++++ Data rows ++++
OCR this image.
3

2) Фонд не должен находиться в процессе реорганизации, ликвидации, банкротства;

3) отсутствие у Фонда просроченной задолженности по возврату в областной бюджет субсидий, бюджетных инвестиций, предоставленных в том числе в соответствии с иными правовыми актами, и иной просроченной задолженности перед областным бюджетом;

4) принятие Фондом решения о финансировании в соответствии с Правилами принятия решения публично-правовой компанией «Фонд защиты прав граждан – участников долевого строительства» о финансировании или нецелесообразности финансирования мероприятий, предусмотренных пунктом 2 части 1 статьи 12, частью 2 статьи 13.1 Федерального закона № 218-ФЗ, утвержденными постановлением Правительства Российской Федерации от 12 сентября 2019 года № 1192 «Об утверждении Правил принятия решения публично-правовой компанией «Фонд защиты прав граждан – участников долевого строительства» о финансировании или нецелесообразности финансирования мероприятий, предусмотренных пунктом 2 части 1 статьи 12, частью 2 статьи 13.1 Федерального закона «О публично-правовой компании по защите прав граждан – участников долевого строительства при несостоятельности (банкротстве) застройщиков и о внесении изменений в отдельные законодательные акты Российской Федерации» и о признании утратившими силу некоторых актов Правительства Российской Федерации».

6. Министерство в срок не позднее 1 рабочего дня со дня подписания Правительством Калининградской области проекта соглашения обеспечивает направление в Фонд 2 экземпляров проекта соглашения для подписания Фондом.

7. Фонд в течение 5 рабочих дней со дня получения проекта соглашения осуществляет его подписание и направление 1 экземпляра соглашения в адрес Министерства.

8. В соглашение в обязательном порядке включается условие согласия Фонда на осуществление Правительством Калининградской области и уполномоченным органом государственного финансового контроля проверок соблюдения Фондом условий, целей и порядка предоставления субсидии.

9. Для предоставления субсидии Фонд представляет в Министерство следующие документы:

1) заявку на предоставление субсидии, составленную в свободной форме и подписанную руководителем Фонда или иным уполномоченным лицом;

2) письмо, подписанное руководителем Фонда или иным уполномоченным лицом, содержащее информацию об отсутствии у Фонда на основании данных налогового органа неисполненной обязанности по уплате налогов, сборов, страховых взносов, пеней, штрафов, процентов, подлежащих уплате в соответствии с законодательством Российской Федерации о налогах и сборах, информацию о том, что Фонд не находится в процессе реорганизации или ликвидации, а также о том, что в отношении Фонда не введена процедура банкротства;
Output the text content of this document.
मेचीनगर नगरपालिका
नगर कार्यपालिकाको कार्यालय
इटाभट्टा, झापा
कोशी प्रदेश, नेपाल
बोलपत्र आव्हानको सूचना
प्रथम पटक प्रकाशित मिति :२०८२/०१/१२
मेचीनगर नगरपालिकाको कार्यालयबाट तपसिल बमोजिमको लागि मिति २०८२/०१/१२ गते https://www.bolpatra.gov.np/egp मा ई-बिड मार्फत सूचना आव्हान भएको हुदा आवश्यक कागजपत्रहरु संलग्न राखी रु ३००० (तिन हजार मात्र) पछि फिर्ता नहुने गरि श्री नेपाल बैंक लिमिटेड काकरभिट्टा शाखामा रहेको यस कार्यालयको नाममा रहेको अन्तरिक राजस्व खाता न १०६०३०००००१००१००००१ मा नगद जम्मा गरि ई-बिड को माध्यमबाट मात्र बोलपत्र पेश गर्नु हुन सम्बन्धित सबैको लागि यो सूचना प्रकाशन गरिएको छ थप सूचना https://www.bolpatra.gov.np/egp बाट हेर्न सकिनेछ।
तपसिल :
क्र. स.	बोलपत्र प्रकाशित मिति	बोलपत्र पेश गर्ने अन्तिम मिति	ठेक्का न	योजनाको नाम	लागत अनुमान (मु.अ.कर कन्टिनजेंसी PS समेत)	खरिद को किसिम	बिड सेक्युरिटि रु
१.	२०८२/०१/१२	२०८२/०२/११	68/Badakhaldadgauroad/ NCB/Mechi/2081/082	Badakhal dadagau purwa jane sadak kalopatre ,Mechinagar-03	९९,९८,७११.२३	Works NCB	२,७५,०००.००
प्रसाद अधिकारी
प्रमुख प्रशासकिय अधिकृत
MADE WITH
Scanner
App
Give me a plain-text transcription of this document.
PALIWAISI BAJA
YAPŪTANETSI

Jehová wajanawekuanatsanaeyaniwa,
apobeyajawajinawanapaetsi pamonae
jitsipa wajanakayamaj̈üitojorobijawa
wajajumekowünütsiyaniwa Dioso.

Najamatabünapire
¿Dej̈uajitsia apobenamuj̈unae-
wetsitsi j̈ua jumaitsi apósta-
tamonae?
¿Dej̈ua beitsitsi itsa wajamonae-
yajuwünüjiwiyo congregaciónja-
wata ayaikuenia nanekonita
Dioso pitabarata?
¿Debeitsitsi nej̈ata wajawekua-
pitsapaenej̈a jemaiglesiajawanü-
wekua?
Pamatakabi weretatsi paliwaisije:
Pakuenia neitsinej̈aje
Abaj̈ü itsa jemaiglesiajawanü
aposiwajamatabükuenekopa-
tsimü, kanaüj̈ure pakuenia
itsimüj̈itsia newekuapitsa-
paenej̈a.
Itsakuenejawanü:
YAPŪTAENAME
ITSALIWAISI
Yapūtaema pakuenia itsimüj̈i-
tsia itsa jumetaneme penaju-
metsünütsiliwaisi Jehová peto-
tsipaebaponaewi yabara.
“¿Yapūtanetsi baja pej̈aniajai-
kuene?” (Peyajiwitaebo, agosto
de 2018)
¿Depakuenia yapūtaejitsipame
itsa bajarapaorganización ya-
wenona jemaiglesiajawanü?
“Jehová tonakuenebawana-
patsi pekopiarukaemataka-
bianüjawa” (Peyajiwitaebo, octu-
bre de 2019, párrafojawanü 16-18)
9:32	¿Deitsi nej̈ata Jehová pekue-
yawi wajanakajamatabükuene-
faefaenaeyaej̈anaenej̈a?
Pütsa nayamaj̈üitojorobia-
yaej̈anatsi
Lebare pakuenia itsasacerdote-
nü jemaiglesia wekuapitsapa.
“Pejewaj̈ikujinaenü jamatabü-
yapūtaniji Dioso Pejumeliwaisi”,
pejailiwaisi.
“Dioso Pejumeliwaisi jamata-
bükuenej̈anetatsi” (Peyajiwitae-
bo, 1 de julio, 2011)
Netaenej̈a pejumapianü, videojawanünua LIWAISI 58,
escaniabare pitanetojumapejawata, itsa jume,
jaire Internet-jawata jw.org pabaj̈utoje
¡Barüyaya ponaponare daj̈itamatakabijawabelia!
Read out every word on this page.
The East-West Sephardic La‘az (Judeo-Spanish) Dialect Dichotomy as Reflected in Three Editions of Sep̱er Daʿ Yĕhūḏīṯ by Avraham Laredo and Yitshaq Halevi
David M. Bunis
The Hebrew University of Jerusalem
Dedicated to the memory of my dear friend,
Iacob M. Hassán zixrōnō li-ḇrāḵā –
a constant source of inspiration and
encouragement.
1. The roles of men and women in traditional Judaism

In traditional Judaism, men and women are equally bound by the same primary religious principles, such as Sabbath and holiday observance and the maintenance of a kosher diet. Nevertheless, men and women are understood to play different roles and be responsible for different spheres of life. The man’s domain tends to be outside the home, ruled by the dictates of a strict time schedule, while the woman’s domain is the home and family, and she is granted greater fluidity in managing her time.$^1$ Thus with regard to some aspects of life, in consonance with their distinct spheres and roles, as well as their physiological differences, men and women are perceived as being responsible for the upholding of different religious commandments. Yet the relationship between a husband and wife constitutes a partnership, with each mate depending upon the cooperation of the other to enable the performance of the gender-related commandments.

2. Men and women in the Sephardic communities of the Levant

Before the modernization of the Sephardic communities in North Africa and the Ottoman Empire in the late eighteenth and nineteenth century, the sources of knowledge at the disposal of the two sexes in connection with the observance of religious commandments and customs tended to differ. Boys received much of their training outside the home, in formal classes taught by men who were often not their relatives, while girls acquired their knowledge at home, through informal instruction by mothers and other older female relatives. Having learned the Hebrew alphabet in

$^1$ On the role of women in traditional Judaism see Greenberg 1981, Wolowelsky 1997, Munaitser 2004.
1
++++
» What you need to do:
Find the word "направление" in the data and copy out each line where it turns up.

» Answer for the task:
6. Министерство в срок не позднее 1 рабочего дня со дня подписания Правительством Калининградской области проекта соглашения обеспечивает направление в Фонд 2 экземпляров проекта соглашения для подписания Фондом.
7. Фонд в течение 5 рабочих дней со дня получения проекта соглашения осуществляет его подписание и направление 1 экземпляра соглашения в адрес Министерства.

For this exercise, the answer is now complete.